▸ **Required task**: Copy the lines that follow, keeping every character the same.

========

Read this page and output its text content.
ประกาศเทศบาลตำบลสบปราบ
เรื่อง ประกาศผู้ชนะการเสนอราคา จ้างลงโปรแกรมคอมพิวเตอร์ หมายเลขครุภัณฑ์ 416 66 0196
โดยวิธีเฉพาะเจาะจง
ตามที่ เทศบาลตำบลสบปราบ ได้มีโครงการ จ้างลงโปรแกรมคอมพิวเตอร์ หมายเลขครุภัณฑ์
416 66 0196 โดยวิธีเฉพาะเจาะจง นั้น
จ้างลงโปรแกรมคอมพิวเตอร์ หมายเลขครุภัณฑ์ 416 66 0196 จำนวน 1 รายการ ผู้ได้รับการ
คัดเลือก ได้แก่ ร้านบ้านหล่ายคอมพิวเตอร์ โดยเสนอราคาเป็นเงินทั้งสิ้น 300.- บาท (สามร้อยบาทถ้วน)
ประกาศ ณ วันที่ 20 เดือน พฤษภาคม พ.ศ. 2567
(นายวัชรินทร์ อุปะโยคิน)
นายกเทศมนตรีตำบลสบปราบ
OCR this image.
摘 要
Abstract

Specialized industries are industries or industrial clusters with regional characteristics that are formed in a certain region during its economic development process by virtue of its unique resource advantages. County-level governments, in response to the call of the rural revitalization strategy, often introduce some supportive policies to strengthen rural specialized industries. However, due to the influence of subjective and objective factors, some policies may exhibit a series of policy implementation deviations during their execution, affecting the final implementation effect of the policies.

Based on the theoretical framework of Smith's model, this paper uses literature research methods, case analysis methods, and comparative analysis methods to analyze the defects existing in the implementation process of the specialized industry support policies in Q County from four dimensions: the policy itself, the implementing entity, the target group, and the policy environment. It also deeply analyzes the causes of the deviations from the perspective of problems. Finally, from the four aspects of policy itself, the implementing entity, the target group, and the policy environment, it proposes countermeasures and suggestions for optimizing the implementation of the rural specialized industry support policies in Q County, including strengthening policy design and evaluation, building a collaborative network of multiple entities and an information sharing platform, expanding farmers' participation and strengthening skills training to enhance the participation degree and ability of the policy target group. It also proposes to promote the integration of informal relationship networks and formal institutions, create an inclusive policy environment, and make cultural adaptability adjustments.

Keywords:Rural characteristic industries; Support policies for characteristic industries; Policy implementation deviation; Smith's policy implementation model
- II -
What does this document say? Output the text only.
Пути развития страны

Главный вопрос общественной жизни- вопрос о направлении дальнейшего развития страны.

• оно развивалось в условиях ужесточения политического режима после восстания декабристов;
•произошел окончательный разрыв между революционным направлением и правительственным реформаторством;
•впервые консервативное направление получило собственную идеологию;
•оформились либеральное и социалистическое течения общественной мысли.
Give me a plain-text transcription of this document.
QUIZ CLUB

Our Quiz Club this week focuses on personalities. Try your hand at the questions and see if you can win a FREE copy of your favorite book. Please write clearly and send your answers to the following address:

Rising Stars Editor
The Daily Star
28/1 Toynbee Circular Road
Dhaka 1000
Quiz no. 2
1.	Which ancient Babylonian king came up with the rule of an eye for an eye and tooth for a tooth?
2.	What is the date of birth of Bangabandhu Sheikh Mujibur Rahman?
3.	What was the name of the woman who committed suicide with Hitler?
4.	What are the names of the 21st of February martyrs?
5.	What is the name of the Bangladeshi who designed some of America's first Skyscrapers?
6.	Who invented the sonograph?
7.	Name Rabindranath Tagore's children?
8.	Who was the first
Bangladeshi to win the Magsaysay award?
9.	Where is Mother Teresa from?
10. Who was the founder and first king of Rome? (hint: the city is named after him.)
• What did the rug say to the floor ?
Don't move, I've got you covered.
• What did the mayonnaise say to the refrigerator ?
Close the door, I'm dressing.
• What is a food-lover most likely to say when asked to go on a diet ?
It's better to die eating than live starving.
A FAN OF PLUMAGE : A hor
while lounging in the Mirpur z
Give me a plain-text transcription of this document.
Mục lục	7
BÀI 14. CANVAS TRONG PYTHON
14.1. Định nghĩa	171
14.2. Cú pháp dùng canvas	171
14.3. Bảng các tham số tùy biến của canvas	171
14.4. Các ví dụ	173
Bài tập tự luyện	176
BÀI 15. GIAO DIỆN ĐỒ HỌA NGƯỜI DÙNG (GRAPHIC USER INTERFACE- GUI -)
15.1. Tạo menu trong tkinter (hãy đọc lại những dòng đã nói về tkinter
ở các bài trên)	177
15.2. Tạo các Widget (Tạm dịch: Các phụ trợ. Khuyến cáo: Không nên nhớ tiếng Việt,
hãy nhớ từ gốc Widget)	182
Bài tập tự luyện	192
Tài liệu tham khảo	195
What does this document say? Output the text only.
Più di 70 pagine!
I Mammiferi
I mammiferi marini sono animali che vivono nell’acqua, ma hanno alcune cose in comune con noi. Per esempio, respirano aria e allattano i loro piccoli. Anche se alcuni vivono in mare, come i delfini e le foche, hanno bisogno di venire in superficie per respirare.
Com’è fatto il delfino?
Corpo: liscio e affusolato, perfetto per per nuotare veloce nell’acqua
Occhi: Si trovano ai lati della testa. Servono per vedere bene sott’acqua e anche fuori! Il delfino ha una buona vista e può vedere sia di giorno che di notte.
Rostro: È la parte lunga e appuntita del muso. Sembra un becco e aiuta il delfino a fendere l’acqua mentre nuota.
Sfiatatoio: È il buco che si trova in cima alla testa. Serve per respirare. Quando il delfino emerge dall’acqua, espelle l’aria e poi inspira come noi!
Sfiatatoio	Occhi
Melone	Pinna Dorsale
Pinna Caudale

========

▸ **Task output**:
Read this page and output its text content.
ประกาศเทศบาลตำบลสบปราบ
เรื่อง ประกาศผู้ชนะการเสนอราคา จ้างลงโปรแกรมคอมพิวเตอร์ หมายเลขครุภัณฑ์ 416 66 0196
โดยวิธีเฉพาะเจาะจง
ตามที่ เทศบาลตำบลสบปราบ ได้มีโครงการ จ้างลงโปรแกรมคอมพิวเตอร์ หมายเลขครุภัณฑ์
416 66 0196 โดยวิธีเฉพาะเจาะจง นั้น
จ้างลงโปรแกรมคอมพิวเตอร์ หมายเลขครุภัณฑ์ 416 66 0196 จำนวน 1 รายการ ผู้ได้รับการ
คัดเลือก ได้แก่ ร้านบ้านหล่ายคอมพิวเตอร์ โดยเสนอราคาเป็นเงินทั้งสิ้น 300.- บาท (สามร้อยบาทถ้วน)
ประกาศ ณ วันที่ 20 เดือน พฤษภาคม พ.ศ. 2567
(นายวัชรินทร์ อุปะโยคิน)
นายกเทศมนตรีตำบลสบปราบ
OCR this image.
摘 要
Abstract

Specialized industries are industries or industrial clusters with regional characteristics that are formed in a certain region during its economic development process by virtue of its unique resource advantages. County-level governments, in response to the call of the rural revitalization strategy, often introduce some supportive policies to strengthen rural specialized industries. However, due to the influence of subjective and objective factors, some policies may exhibit a series of policy implementation deviations during their execution, affecting the final implementation effect of the policies.

Based on the theoretical framework of Smith's model, this paper uses literature research methods, case analysis methods, and comparative analysis methods to analyze the defects existing in the implementation process of the specialized industry support policies in Q County from four dimensions: the policy itself, the implementing entity, the target group, and the policy environment. It also deeply analyzes the causes of the deviations from the perspective of problems. Finally, from the four aspects of policy itself, the implementing entity, the target group, and the policy environment, it proposes countermeasures and suggestions for optimizing the implementation of the rural specialized industry support policies in Q County, including strengthening policy design and evaluation, building a collaborative network of multiple entities and an information sharing platform, expanding farmers' participation and strengthening skills training to enhance the participation degree and ability of the policy target group. It also proposes to promote the integration of informal relationship networks and formal institutions, create an inclusive policy environment, and make cultural adaptability adjustments.

Keywords:Rural characteristic industries; Support policies for characteristic industries; Policy implementation deviation; Smith's policy implementation model
- II -
What does this document say? Output the text only.
Пути развития страны

Главный вопрос общественной жизни- вопрос о направлении дальнейшего развития страны.

• оно развивалось в условиях ужесточения политического режима после восстания декабристов;
•произошел окончательный разрыв между революционным направлением и правительственным реформаторством;
•впервые консервативное направление получило собственную идеологию;
•оформились либеральное и социалистическое течения общественной мысли.
Give me a plain-text transcription of this document.
QUIZ CLUB

Our Quiz Club this week focuses on personalities. Try your hand at the questions and see if you can win a FREE copy of your favorite book. Please write clearly and send your answers to the following address:

Rising Stars Editor
The Daily Star
28/1 Toynbee Circular Road
Dhaka 1000
Quiz no. 2
1.	Which ancient Babylonian king came up with the rule of an eye for an eye and tooth for a tooth?
2.	What is the date of birth of Bangabandhu Sheikh Mujibur Rahman?
3.	What was the name of the woman who committed suicide with Hitler?
4.	What are the names of the 21st of February martyrs?
5.	What is the name of the Bangladeshi who designed some of America's first Skyscrapers?
6.	Who invented the sonograph?
7.	Name Rabindranath Tagore's children?
8.	Who was the first
Bangladeshi to win the Magsaysay award?
9.	Where is Mother Teresa from?
10. Who was the founder and first king of Rome? (hint: the city is named after him.)
• What did the rug say to the floor ?
Don't move, I've got you covered.
• What did the mayonnaise say to the refrigerator ?
Close the door, I'm dressing.
• What is a food-lover most likely to say when asked to go on a diet ?
It's better to die eating than live starving.
A FAN OF PLUMAGE : A hor
while lounging in the Mirpur z
Give me a plain-text transcription of this document.
Mục lục	7
BÀI 14. CANVAS TRONG PYTHON
14.1. Định nghĩa	171
14.2. Cú pháp dùng canvas	171
14.3. Bảng các tham số tùy biến của canvas	171
14.4. Các ví dụ	173
Bài tập tự luyện	176
BÀI 15. GIAO DIỆN ĐỒ HỌA NGƯỜI DÙNG (GRAPHIC USER INTERFACE- GUI -)
15.1. Tạo menu trong tkinter (hãy đọc lại những dòng đã nói về tkinter
ở các bài trên)	177
15.2. Tạo các Widget (Tạm dịch: Các phụ trợ. Khuyến cáo: Không nên nhớ tiếng Việt,
hãy nhớ từ gốc Widget)	182
Bài tập tự luyện	192
Tài liệu tham khảo	195
What does this document say? Output the text only.
Più di 70 pagine!
I Mammiferi
I mammiferi marini sono animali che vivono nell’acqua, ma hanno alcune cose in comune con noi. Per esempio, respirano aria e allattano i loro piccoli. Anche se alcuni vivono in mare, come i delfini e le foche, hanno bisogno di venire in superficie per respirare.
Com’è fatto il delfino?
Corpo: liscio e affusolato, perfetto per per nuotare veloce nell’acqua
Occhi: Si trovano ai lati della testa. Servono per vedere bene sott’acqua e anche fuori! Il delfino ha una buona vista e può vedere sia di giorno che di notte.
Rostro: È la parte lunga e appuntita del muso. Sembra un becco e aiuta il delfino a fendere l’acqua mentre nuota.
Sfiatatoio: È il buco che si trova in cima alla testa. Serve per respirare. Quando il delfino emerge dall’acqua, espelle l’aria e poi inspira come noi!
Sfiatatoio	Occhi
Melone	Pinna Dorsale
Pinna Caudale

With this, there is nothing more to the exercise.